Aim: Collect each line of the records containing the string "icon".

Data for processing:

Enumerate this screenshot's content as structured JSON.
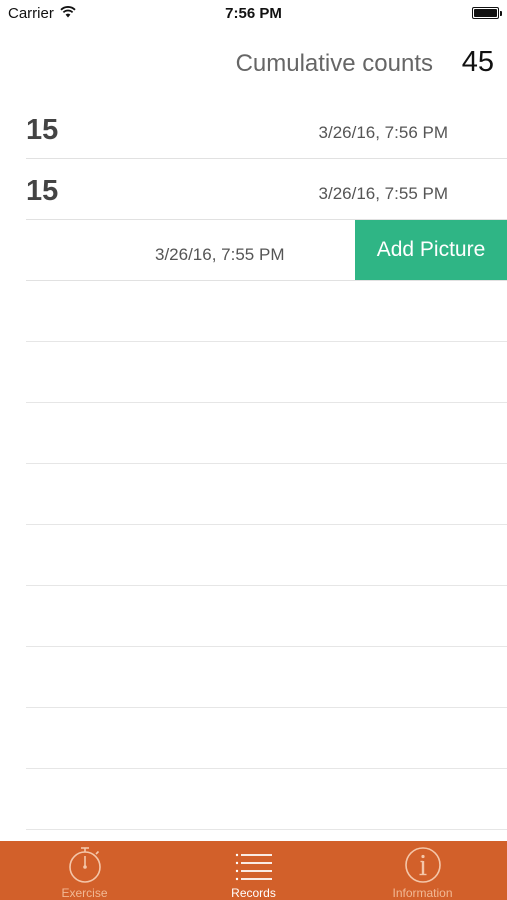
{
  "status_bar": {
    "carrier": "Carrier",
    "time": "7:56 PM"
  },
  "header": {
    "label": "Cumulative counts",
    "value": "45"
  },
  "records": [
    {
      "count": "15",
      "date": "3/26/16, 7:56 PM"
    },
    {
      "count": "15",
      "date": "3/26/16, 7:55 PM"
    },
    {
      "count": "",
      "date": "3/26/16, 7:55 PM",
      "action_label": "Add Picture"
    }
  ],
  "tab_bar": {
    "tabs": [
      {
        "label": "Exercise",
        "icon": "stopwatch-icon"
      },
      {
        "label": "Records",
        "icon": "list-icon",
        "active": true
      },
      {
        "label": "Information",
        "icon": "info-icon"
      }
    ]
  },
  "colors": {
    "tab_bar": "#d2602a",
    "add_picture": "#2fb585"
  }
}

Final result:
        "icon": "stopwatch-icon"
        "icon": "list-icon",
        "icon": "info-icon"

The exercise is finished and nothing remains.